Set exercise: Say how many lines of the material below contain the word "现有拖车", with no other words.

################

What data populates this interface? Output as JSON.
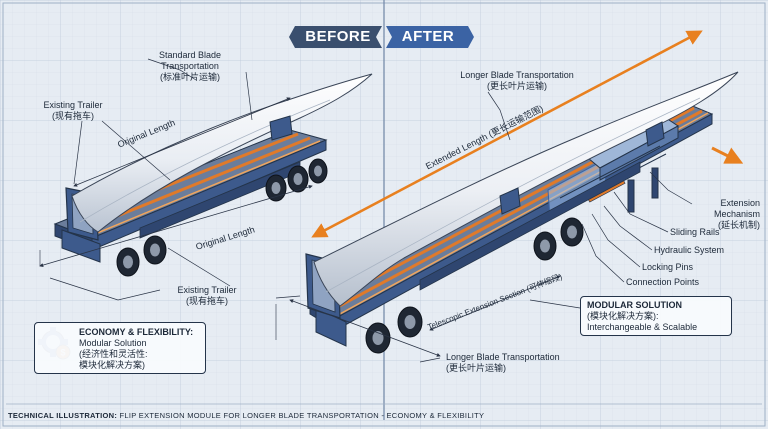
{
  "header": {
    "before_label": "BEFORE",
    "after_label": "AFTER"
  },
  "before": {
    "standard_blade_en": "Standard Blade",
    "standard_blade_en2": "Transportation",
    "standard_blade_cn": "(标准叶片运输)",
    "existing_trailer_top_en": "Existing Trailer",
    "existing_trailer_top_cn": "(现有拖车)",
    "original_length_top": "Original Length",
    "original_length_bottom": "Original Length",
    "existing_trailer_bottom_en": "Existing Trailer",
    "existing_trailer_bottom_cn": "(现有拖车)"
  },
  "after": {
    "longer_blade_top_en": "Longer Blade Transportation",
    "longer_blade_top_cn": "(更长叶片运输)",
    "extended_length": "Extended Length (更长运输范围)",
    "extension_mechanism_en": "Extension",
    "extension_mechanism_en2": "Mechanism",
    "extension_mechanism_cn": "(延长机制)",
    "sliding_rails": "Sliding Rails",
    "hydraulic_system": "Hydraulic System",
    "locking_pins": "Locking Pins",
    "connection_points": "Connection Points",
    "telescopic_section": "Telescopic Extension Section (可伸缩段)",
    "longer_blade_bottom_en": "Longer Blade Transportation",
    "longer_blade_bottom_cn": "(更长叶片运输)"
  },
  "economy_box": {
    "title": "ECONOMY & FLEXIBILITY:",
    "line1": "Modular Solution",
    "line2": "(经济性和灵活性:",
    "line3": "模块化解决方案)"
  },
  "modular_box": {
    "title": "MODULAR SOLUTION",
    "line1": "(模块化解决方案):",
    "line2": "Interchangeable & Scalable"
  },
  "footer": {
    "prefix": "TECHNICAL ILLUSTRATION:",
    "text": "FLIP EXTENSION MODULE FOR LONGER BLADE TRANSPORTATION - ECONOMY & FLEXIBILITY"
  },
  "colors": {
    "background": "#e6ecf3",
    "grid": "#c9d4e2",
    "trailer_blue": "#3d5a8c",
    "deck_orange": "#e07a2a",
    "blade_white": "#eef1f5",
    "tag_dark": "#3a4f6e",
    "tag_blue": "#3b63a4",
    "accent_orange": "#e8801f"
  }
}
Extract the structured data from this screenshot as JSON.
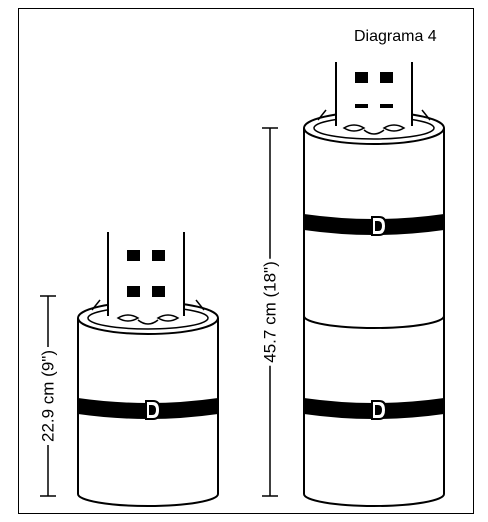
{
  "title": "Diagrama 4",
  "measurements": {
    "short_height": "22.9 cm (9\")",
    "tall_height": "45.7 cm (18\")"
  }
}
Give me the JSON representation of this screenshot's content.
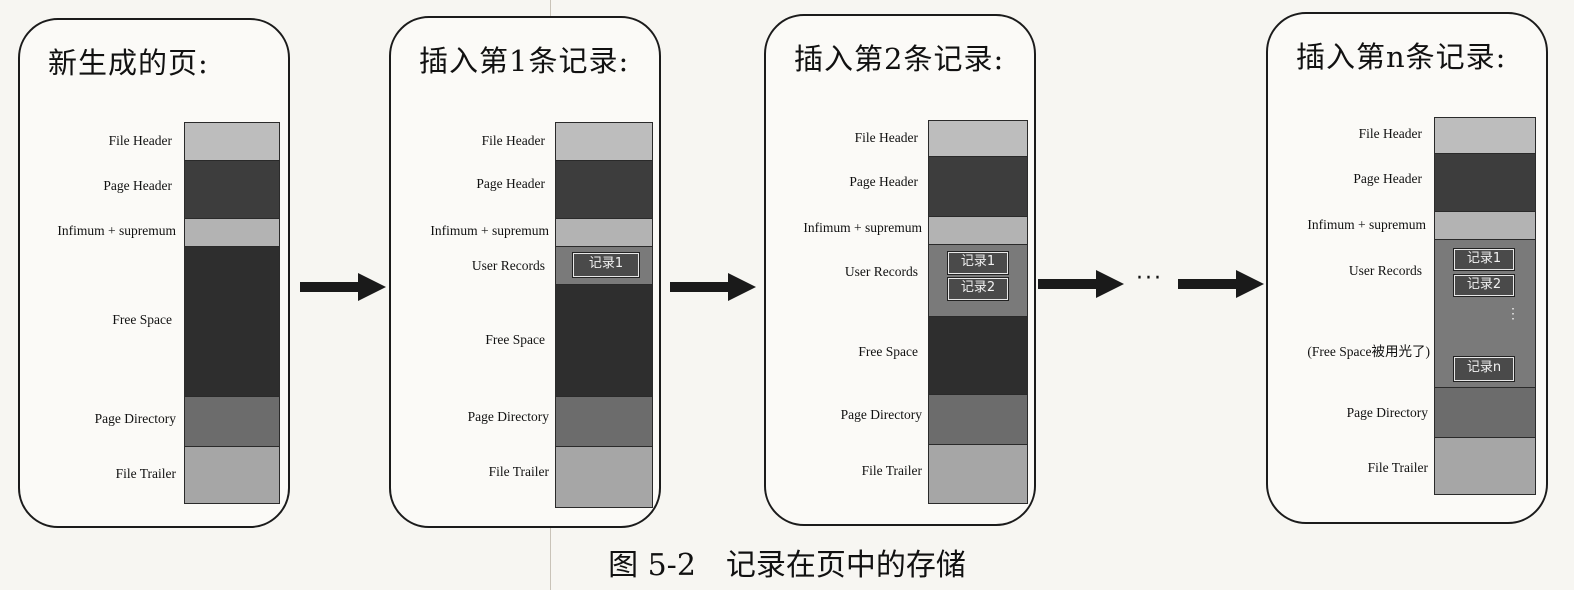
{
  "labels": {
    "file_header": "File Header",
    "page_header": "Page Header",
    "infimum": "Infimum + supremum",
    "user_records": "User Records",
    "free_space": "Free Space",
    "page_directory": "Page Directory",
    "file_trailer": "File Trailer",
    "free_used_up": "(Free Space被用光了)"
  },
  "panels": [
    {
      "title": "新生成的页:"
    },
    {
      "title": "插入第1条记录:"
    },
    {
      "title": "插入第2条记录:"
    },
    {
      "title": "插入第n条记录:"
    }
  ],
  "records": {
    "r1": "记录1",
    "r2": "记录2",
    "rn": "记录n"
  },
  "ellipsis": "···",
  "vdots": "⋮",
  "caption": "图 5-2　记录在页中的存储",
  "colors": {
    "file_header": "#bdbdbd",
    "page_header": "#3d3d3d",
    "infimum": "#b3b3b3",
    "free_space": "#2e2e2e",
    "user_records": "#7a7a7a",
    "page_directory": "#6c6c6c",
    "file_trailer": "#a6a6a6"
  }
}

################

Finished task: 2